What this task involves
Below is a block of data; give all of it again word for word.

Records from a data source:
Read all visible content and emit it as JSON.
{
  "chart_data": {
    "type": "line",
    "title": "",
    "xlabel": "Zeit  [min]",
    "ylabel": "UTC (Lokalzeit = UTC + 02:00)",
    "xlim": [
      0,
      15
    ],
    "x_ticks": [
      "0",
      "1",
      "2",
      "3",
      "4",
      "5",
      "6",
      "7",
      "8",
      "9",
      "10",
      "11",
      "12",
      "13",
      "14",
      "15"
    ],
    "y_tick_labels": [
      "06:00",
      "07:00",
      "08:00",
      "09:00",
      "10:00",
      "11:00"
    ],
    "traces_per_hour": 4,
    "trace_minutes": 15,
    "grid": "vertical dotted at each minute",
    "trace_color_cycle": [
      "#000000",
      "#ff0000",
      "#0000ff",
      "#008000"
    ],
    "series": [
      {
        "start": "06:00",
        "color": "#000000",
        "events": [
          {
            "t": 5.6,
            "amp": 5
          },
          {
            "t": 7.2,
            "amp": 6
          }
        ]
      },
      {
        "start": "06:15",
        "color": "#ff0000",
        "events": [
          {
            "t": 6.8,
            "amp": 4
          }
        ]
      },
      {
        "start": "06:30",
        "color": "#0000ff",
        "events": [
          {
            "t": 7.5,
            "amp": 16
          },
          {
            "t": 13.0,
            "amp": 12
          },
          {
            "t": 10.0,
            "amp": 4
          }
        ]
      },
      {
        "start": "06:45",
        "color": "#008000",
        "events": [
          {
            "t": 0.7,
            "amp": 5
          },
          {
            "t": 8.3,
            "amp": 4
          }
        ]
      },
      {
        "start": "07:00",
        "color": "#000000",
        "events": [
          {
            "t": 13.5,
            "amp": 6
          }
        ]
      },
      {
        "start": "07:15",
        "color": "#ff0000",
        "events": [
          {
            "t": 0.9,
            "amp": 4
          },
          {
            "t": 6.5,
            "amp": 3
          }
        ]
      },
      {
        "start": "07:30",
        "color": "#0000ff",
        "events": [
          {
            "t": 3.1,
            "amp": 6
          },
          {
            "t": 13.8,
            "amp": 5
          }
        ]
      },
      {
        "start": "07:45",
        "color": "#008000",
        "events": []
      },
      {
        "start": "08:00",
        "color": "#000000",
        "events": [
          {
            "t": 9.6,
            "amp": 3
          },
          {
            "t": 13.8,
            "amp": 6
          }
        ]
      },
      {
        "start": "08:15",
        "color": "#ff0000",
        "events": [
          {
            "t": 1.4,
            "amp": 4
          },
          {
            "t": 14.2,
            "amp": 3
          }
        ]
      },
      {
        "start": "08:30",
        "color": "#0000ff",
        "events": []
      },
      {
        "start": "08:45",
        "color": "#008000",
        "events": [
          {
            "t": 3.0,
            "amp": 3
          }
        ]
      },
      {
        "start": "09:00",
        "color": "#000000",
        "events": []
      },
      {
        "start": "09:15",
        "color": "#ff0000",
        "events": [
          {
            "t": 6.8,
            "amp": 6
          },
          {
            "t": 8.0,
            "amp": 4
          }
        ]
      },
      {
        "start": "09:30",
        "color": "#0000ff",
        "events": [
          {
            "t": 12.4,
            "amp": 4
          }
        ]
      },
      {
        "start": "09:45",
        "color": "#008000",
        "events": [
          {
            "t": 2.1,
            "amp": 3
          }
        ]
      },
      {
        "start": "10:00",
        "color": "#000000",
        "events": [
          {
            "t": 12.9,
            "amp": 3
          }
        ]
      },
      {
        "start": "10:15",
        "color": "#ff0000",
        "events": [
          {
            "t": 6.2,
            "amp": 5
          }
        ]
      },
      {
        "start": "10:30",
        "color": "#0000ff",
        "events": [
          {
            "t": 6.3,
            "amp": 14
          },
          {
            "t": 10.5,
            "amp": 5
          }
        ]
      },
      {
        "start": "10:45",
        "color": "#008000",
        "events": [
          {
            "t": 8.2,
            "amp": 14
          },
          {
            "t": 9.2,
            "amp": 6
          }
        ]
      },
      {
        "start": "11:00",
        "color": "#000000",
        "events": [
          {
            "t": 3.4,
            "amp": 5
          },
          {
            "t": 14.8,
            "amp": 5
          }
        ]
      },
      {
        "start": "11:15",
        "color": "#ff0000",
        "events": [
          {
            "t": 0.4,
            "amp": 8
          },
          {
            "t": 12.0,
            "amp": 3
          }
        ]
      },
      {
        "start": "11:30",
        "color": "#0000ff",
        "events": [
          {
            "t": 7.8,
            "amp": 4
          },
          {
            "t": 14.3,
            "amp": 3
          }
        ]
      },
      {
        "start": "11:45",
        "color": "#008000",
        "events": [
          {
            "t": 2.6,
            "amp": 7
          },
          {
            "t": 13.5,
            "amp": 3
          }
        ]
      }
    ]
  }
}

Solved problem
Read all visible content and emit it as JSON.
{
  "chart_data": {
    "type": "line",
    "title": "",
    "xlabel": "Zeit  [min]",
    "ylabel": "UTC (Lokalzeit = UTC + 02:00)",
    "xlim": [
      0,
      15
    ],
    "x_ticks": [
      "0",
      "1",
      "2",
      "3",
      "4",
      "5",
      "6",
      "7",
      "8",
      "9",
      "10",
      "11",
      "12",
      "13",
      "14",
      "15"
    ],
    "y_tick_labels": [
      "06:00",
      "07:00",
      "08:00",
      "09:00",
      "10:00",
      "11:00"
    ],
    "traces_per_hour": 4,
    "trace_minutes": 15,
    "grid": "vertical dotted at each minute",
    "trace_color_cycle": [
      "#000000",
      "#ff0000",
      "#0000ff",
      "#008000"
    ],
    "series": [
      {
        "start": "06:00",
        "color": "#000000",
        "events": [
          {
            "t": 5.6,
            "amp": 5
          },
          {
            "t": 7.2,
            "amp": 6
          }
        ]
      },
      {
        "start": "06:15",
        "color": "#ff0000",
        "events": [
          {
            "t": 6.8,
            "amp": 4
          }
        ]
      },
      {
        "start": "06:30",
        "color": "#0000ff",
        "events": [
          {
            "t": 7.5,
            "amp": 16
          },
          {
            "t": 13.0,
            "amp": 12
          },
          {
            "t": 10.0,
            "amp": 4
          }
        ]
      },
      {
        "start": "06:45",
        "color": "#008000",
        "events": [
          {
            "t": 0.7,
            "amp": 5
          },
          {
            "t": 8.3,
            "amp": 4
          }
        ]
      },
      {
        "start": "07:00",
        "color": "#000000",
        "events": [
          {
            "t": 13.5,
            "amp": 6
          }
        ]
      },
      {
        "start": "07:15",
        "color": "#ff0000",
        "events": [
          {
            "t": 0.9,
            "amp": 4
          },
          {
            "t": 6.5,
            "amp": 3
          }
        ]
      },
      {
        "start": "07:30",
        "color": "#0000ff",
        "events": [
          {
            "t": 3.1,
            "amp": 6
          },
          {
            "t": 13.8,
            "amp": 5
          }
        ]
      },
      {
        "start": "07:45",
        "color": "#008000",
        "events": []
      },
      {
        "start": "08:00",
        "color": "#000000",
        "events": [
          {
            "t": 9.6,
            "amp": 3
          },
          {
            "t": 13.8,
            "amp": 6
          }
        ]
      },
      {
        "start": "08:15",
        "color": "#ff0000",
        "events": [
          {
            "t": 1.4,
            "amp": 4
          },
          {
            "t": 14.2,
            "amp": 3
          }
        ]
      },
      {
        "start": "08:30",
        "color": "#0000ff",
        "events": []
      },
      {
        "start": "08:45",
        "color": "#008000",
        "events": [
          {
            "t": 3.0,
            "amp": 3
          }
        ]
      },
      {
        "start": "09:00",
        "color": "#000000",
        "events": []
      },
      {
        "start": "09:15",
        "color": "#ff0000",
        "events": [
          {
            "t": 6.8,
            "amp": 6
          },
          {
            "t": 8.0,
            "amp": 4
          }
        ]
      },
      {
        "start": "09:30",
        "color": "#0000ff",
        "events": [
          {
            "t": 12.4,
            "amp": 4
          }
        ]
      },
      {
        "start": "09:45",
        "color": "#008000",
        "events": [
          {
            "t": 2.1,
            "amp": 3
          }
        ]
      },
      {
        "start": "10:00",
        "color": "#000000",
        "events": [
          {
            "t": 12.9,
            "amp": 3
          }
        ]
      },
      {
        "start": "10:15",
        "color": "#ff0000",
        "events": [
          {
            "t": 6.2,
            "amp": 5
          }
        ]
      },
      {
        "start": "10:30",
        "color": "#0000ff",
        "events": [
          {
            "t": 6.3,
            "amp": 14
          },
          {
            "t": 10.5,
            "amp": 5
          }
        ]
      },
      {
        "start": "10:45",
        "color": "#008000",
        "events": [
          {
            "t": 8.2,
            "amp": 14
          },
          {
            "t": 9.2,
            "amp": 6
          }
        ]
      },
      {
        "start": "11:00",
        "color": "#000000",
        "events": [
          {
            "t": 3.4,
            "amp": 5
          },
          {
            "t": 14.8,
            "amp": 5
          }
        ]
      },
      {
        "start": "11:15",
        "color": "#ff0000",
        "events": [
          {
            "t": 0.4,
            "amp": 8
          },
          {
            "t": 12.0,
            "amp": 3
          }
        ]
      },
      {
        "start": "11:30",
        "color": "#0000ff",
        "events": [
          {
            "t": 7.8,
            "amp": 4
          },
          {
            "t": 14.3,
            "amp": 3
          }
        ]
      },
      {
        "start": "11:45",
        "color": "#008000",
        "events": [
          {
            "t": 2.6,
            "amp": 7
          },
          {
            "t": 13.5,
            "amp": 3
          }
        ]
      }
    ]
  }
}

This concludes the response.